**Directions:** Please give the count of lines holding the string "présents" and nothing besides.
-- Information supplied start --
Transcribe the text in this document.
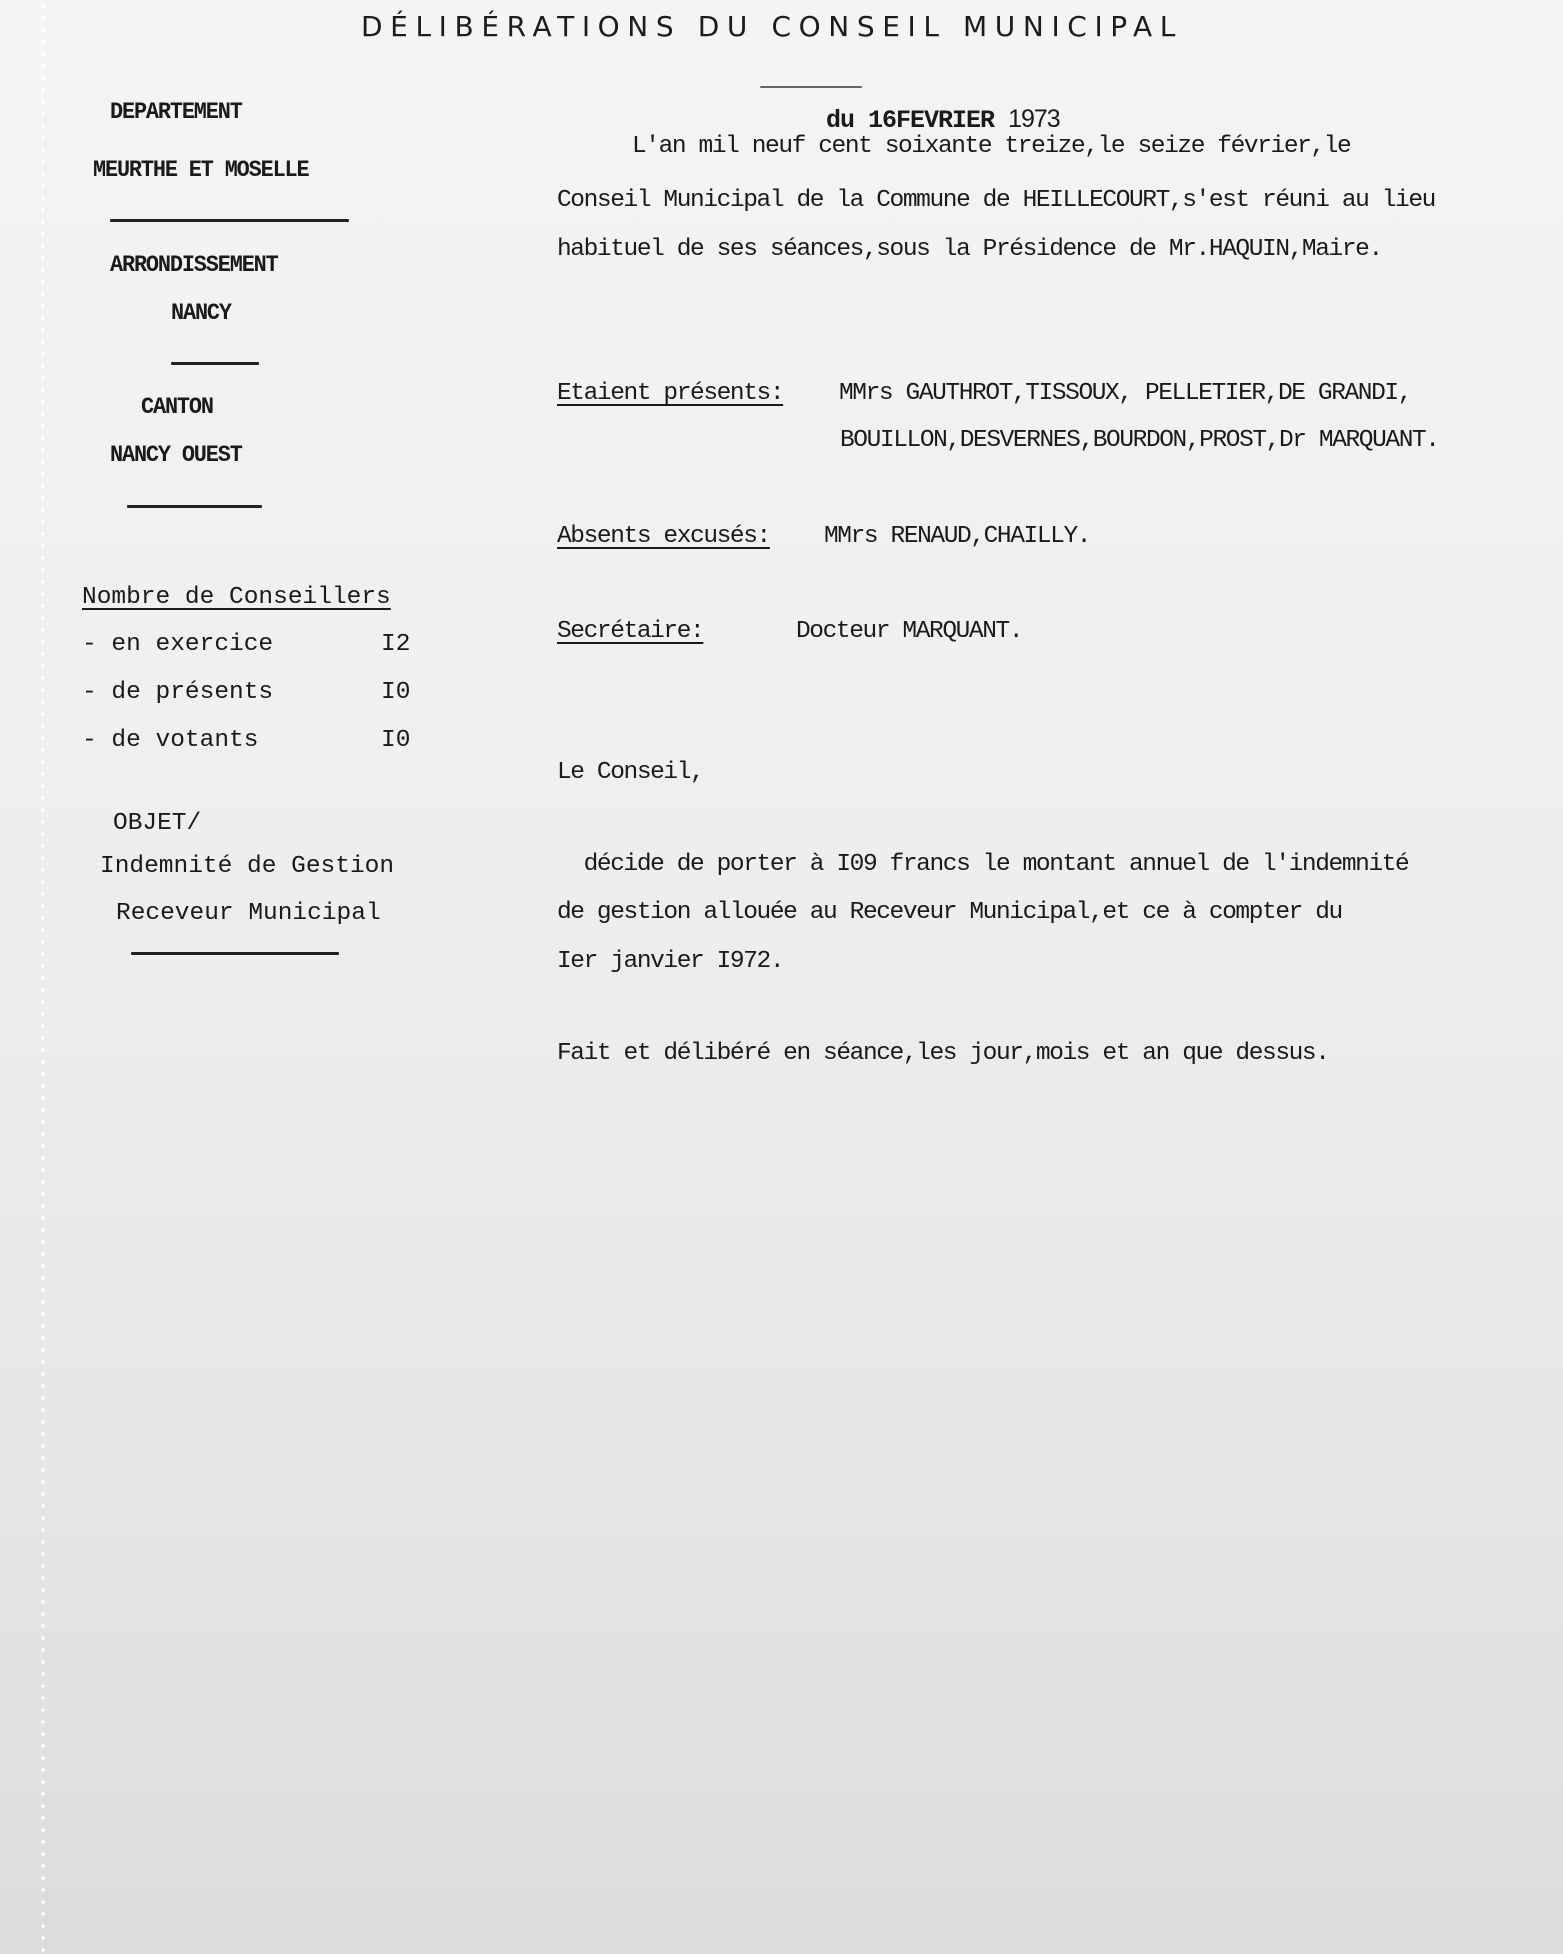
DÉLIBÉRATIONS DU CONSEIL MUNICIPAL
du 16FEVRIER 1973
DEPARTEMENT
MEURTHE ET MOSELLE
ARRONDISSEMENT
NANCY
CANTON
NANCY OUEST
Nombre de Conseillers
- en exercice	I2
- de présents	I0
- de votants	I0
OBJET/
Indemnité de Gestion
Receveur Municipal
L'an mil neuf cent soixante treize,le seize février,le
Conseil Municipal de la Commune de HEILLECOURT,s'est réuni au lieu
habituel de ses séances,sous la Présidence de Mr.HAQUIN,Maire.
Etaient présents: MMrs GAUTHROT,TISSOUX, PELLETIER,DE GRANDI,
BOUILLON,DESVERNES,BOURDON,PROST,Dr MARQUANT.
Absents excusés: MMrs RENAUD,CHAILLY.
Secrétaire:	Docteur MARQUANT.
Le Conseil,
décide de porter à I09 francs le montant annuel de l'indemnité
de gestion allouée au Receveur Municipal,et ce à compter du
Ier janvier I972.
Fait et délibéré en séance,les jour,mois et an que dessus.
-- Information supplied end --
**Output of the task:** 2